▸ Task to carry out: The listing below should be printed exactly, every line of it. Skip the pictures.

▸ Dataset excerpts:
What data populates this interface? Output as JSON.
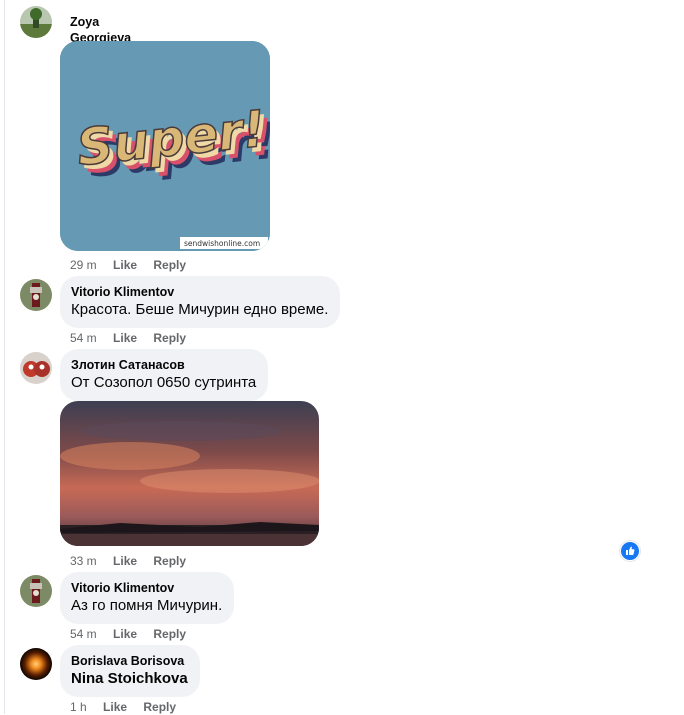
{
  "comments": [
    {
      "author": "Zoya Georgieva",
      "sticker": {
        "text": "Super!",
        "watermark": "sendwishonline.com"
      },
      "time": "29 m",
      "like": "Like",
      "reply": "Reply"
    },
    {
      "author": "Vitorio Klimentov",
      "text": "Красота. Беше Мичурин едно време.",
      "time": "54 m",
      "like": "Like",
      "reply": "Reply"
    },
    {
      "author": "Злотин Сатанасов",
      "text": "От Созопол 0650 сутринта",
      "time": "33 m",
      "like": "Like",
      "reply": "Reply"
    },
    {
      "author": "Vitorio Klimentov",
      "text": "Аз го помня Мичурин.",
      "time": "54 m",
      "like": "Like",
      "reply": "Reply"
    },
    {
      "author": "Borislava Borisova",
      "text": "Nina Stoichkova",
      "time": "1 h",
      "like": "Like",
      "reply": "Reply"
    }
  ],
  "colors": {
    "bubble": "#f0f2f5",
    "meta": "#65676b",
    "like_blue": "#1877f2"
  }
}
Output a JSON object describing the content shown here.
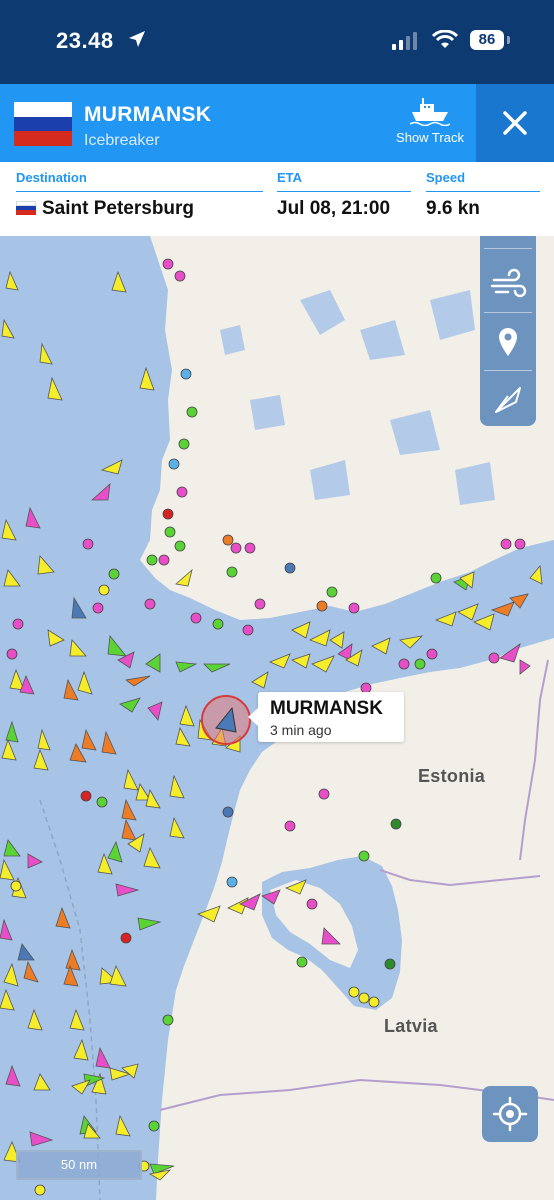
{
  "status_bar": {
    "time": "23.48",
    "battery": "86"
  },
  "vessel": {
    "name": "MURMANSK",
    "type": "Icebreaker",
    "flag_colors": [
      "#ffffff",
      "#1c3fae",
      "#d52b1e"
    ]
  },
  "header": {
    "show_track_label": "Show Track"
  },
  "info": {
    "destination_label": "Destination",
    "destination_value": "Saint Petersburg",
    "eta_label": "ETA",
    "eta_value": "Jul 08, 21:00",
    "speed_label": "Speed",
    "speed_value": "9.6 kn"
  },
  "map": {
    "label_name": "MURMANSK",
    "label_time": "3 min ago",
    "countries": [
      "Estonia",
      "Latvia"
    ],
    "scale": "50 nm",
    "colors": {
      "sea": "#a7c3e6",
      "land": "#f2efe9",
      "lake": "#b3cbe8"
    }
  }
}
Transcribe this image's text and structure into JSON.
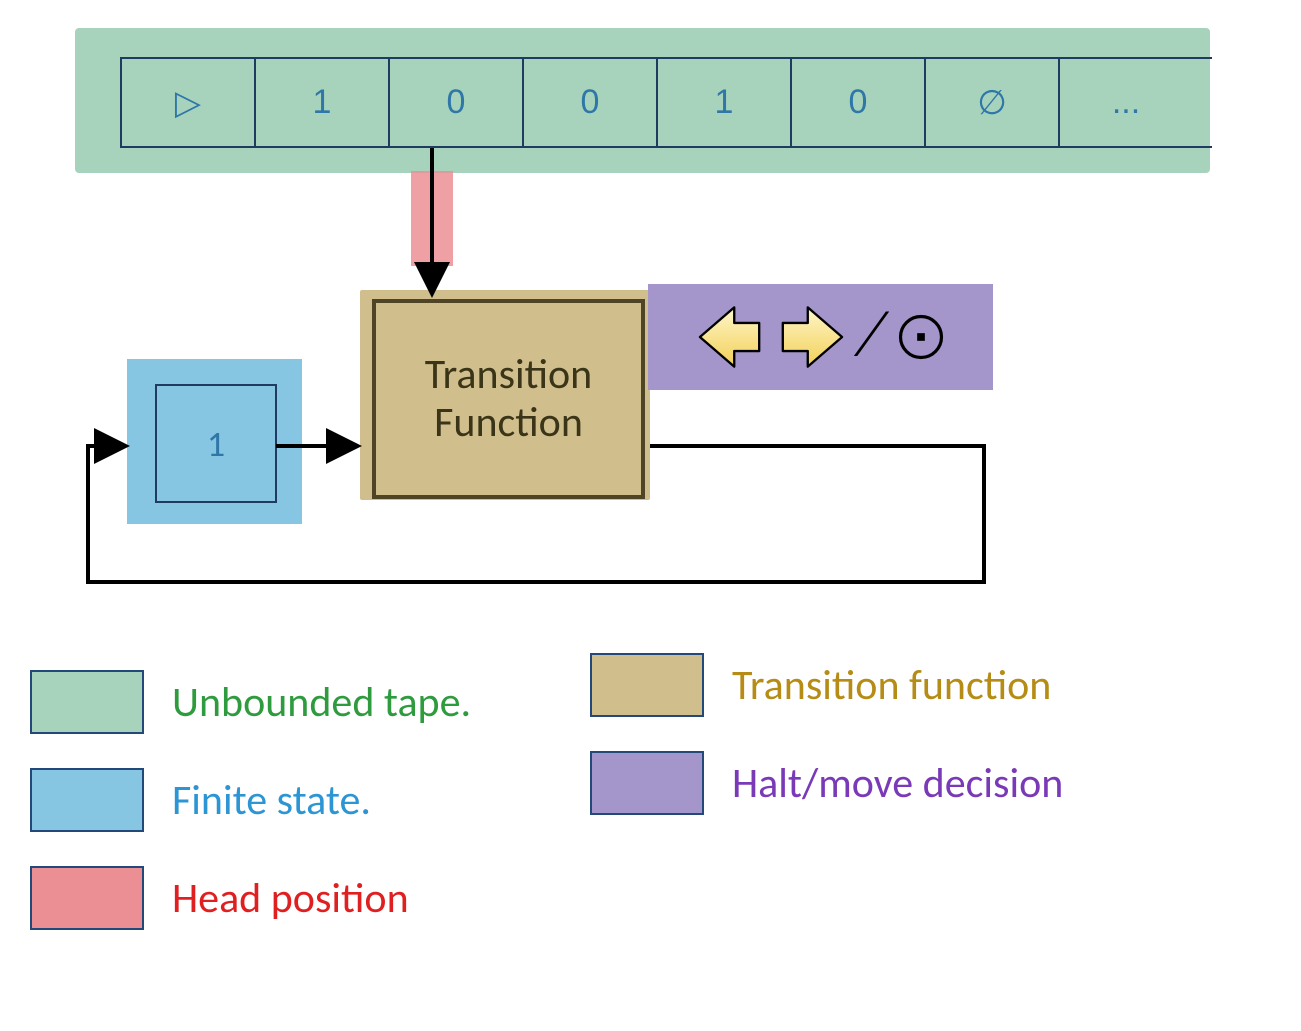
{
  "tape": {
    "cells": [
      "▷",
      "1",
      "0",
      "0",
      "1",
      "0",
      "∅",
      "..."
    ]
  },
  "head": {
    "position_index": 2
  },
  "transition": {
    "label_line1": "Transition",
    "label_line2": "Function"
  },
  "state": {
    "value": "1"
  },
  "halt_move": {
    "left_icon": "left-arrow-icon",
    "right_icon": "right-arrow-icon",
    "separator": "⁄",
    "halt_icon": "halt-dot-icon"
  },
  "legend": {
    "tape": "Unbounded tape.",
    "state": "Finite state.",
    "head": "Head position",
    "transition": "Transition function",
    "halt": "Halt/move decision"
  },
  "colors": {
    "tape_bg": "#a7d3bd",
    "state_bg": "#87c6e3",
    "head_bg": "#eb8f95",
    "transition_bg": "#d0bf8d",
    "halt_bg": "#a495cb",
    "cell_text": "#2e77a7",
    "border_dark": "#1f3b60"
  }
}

▸ Exercise solution:
What data populates this interface? Output as JSON.
{
  "comments": [
    {
      "author": "Zoya Georgieva",
      "sticker": {
        "text": "Super!",
        "watermark": "sendwishonline.com"
      },
      "time": "29 m",
      "like": "Like",
      "reply": "Reply"
    },
    {
      "author": "Vitorio Klimentov",
      "text": "Красота. Беше Мичурин едно време.",
      "time": "54 m",
      "like": "Like",
      "reply": "Reply"
    },
    {
      "author": "Злотин Сатанасов",
      "text": "От Созопол 0650 сутринта",
      "time": "33 m",
      "like": "Like",
      "reply": "Reply"
    },
    {
      "author": "Vitorio Klimentov",
      "text": "Аз го помня Мичурин.",
      "time": "54 m",
      "like": "Like",
      "reply": "Reply"
    },
    {
      "author": "Borislava Borisova",
      "text": "Nina Stoichkova",
      "time": "1 h",
      "like": "Like",
      "reply": "Reply"
    }
  ],
  "colors": {
    "bubble": "#f0f2f5",
    "meta": "#65676b",
    "like_blue": "#1877f2"
  }
}
Output a JSON object describing the content shown here.
{
  "status_bar": {
    "time": "23.48",
    "battery": "86"
  },
  "vessel": {
    "name": "MURMANSK",
    "type": "Icebreaker",
    "flag_colors": [
      "#ffffff",
      "#1c3fae",
      "#d52b1e"
    ]
  },
  "header": {
    "show_track_label": "Show Track"
  },
  "info": {
    "destination_label": "Destination",
    "destination_value": "Saint Petersburg",
    "eta_label": "ETA",
    "eta_value": "Jul 08, 21:00",
    "speed_label": "Speed",
    "speed_value": "9.6 kn"
  },
  "map": {
    "label_name": "MURMANSK",
    "label_time": "3 min ago",
    "countries": [
      "Estonia",
      "Latvia"
    ],
    "scale": "50 nm",
    "colors": {
      "sea": "#a7c3e6",
      "land": "#f2efe9",
      "lake": "#b3cbe8"
    }
  }
}
Transcribe this image's text and structure into JSON.
{
  "tape": {
    "cells": [
      "▷",
      "1",
      "0",
      "0",
      "1",
      "0",
      "∅",
      "..."
    ]
  },
  "head": {
    "position_index": 2
  },
  "transition": {
    "label_line1": "Transition",
    "label_line2": "Function"
  },
  "state": {
    "value": "1"
  },
  "halt_move": {
    "left_icon": "left-arrow-icon",
    "right_icon": "right-arrow-icon",
    "separator": "⁄",
    "halt_icon": "halt-dot-icon"
  },
  "legend": {
    "tape": "Unbounded tape.",
    "state": "Finite state.",
    "head": "Head position",
    "transition": "Transition function",
    "halt": "Halt/move decision"
  },
  "colors": {
    "tape_bg": "#a7d3bd",
    "state_bg": "#87c6e3",
    "head_bg": "#eb8f95",
    "transition_bg": "#d0bf8d",
    "halt_bg": "#a495cb",
    "cell_text": "#2e77a7",
    "border_dark": "#1f3b60"
  }
}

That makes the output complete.